**EXTRACTED INFORMATION:**
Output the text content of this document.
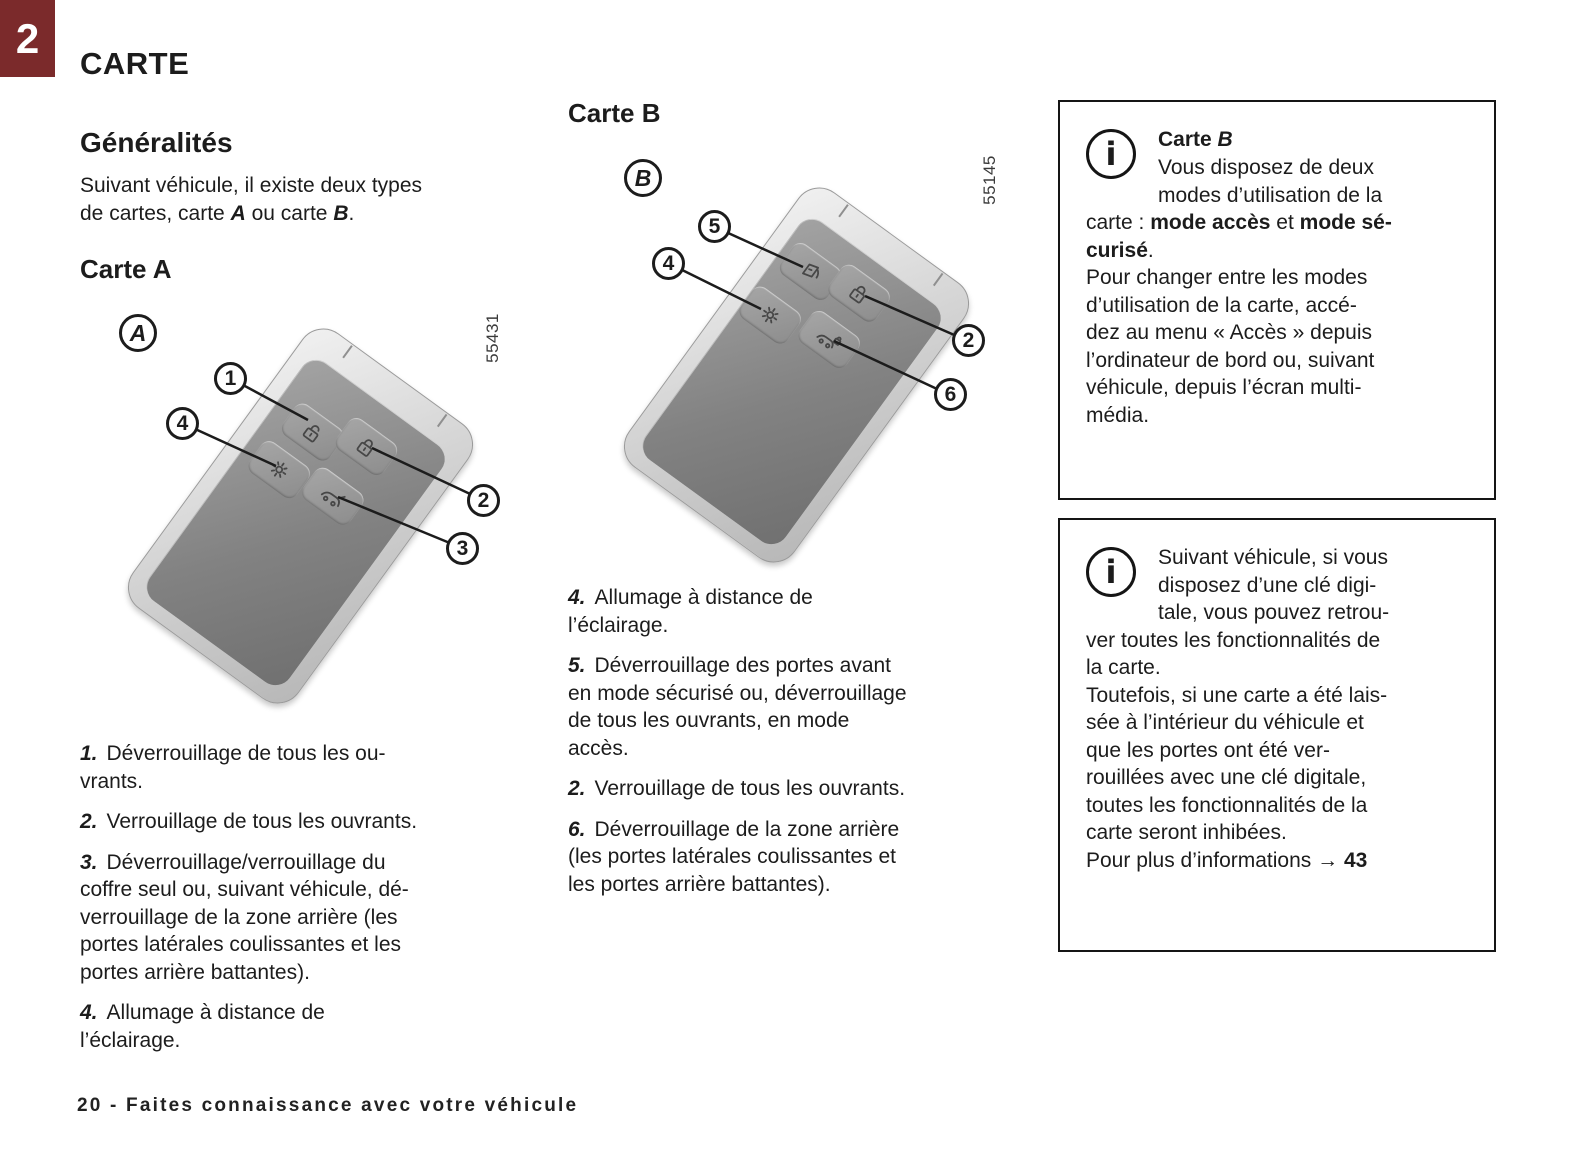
2
CARTE
Généralités
Suivant véhicule, il existe deux types
de cartes, carte A ou carte B.
Carte A
Carte B
A	55431
1
4
2
3
B	55145
5
4
2
6

1. Déverrouillage de tous les ou-
vrants.

2. Verrouillage de tous les ouvrants.

3. Déverrouillage/verrouillage du
coffre seul ou, suivant véhicule, dé-
verrouillage de la zone arrière (les
portes latérales coulissantes et les
portes arrière battantes).

4. Allumage à distance de
l’éclairage.

4. Allumage à distance de
l’éclairage.

5. Déverrouillage des portes avant
en mode sécurisé ou, déverrouillage
de tous les ouvrants, en mode
accès.

2. Verrouillage de tous les ouvrants.

6. Déverrouillage de la zone arrière
(les portes latérales coulissantes et
les portes arrière battantes).

i	Carte B
Vous disposez de deux
modes d’utilisation de la
carte : mode accès et mode sé-
curisé.
Pour changer entre les modes
d’utilisation de la carte, accé-
dez au menu « Accès » depuis
l’ordinateur de bord ou, suivant
véhicule, depuis l’écran multi-
média.
i	Suivant véhicule, si vous
disposez d’une clé digi-
tale, vous pouvez retrou-
ver toutes les fonctionnalités de
la carte.
Toutefois, si une carte a été lais-
sée à l’intérieur du véhicule et
que les portes ont été ver-
rouillées avec une clé digitale,
toutes les fonctionnalités de la
carte seront inhibées.
Pour plus d’informations → 43
20 - Faites connaissance avec votre véhicule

**EXERCISE DESCRIPTION:**
Repeat the data exactly, dropping every picture it holds.

**EXERCISE RESULT:**
Output the text content of this document.
2
CARTE
Généralités
Suivant véhicule, il existe deux types
de cartes, carte A ou carte B.
Carte A
Carte B
A	55431
1
4
2
3
B	55145
5
4
2
6

1. Déverrouillage de tous les ou-
vrants.

2. Verrouillage de tous les ouvrants.

3. Déverrouillage/verrouillage du
coffre seul ou, suivant véhicule, dé-
verrouillage de la zone arrière (les
portes latérales coulissantes et les
portes arrière battantes).

4. Allumage à distance de
l’éclairage.

4. Allumage à distance de
l’éclairage.

5. Déverrouillage des portes avant
en mode sécurisé ou, déverrouillage
de tous les ouvrants, en mode
accès.

2. Verrouillage de tous les ouvrants.

6. Déverrouillage de la zone arrière
(les portes latérales coulissantes et
les portes arrière battantes).

i	Carte B
Vous disposez de deux
modes d’utilisation de la
carte : mode accès et mode sé-
curisé.
Pour changer entre les modes
d’utilisation de la carte, accé-
dez au menu « Accès » depuis
l’ordinateur de bord ou, suivant
véhicule, depuis l’écran multi-
média.
i	Suivant véhicule, si vous
disposez d’une clé digi-
tale, vous pouvez retrou-
ver toutes les fonctionnalités de
la carte.
Toutefois, si une carte a été lais-
sée à l’intérieur du véhicule et
que les portes ont été ver-
rouillées avec une clé digitale,
toutes les fonctionnalités de la
carte seront inhibées.
Pour plus d’informations → 43
20 - Faites connaissance avec votre véhicule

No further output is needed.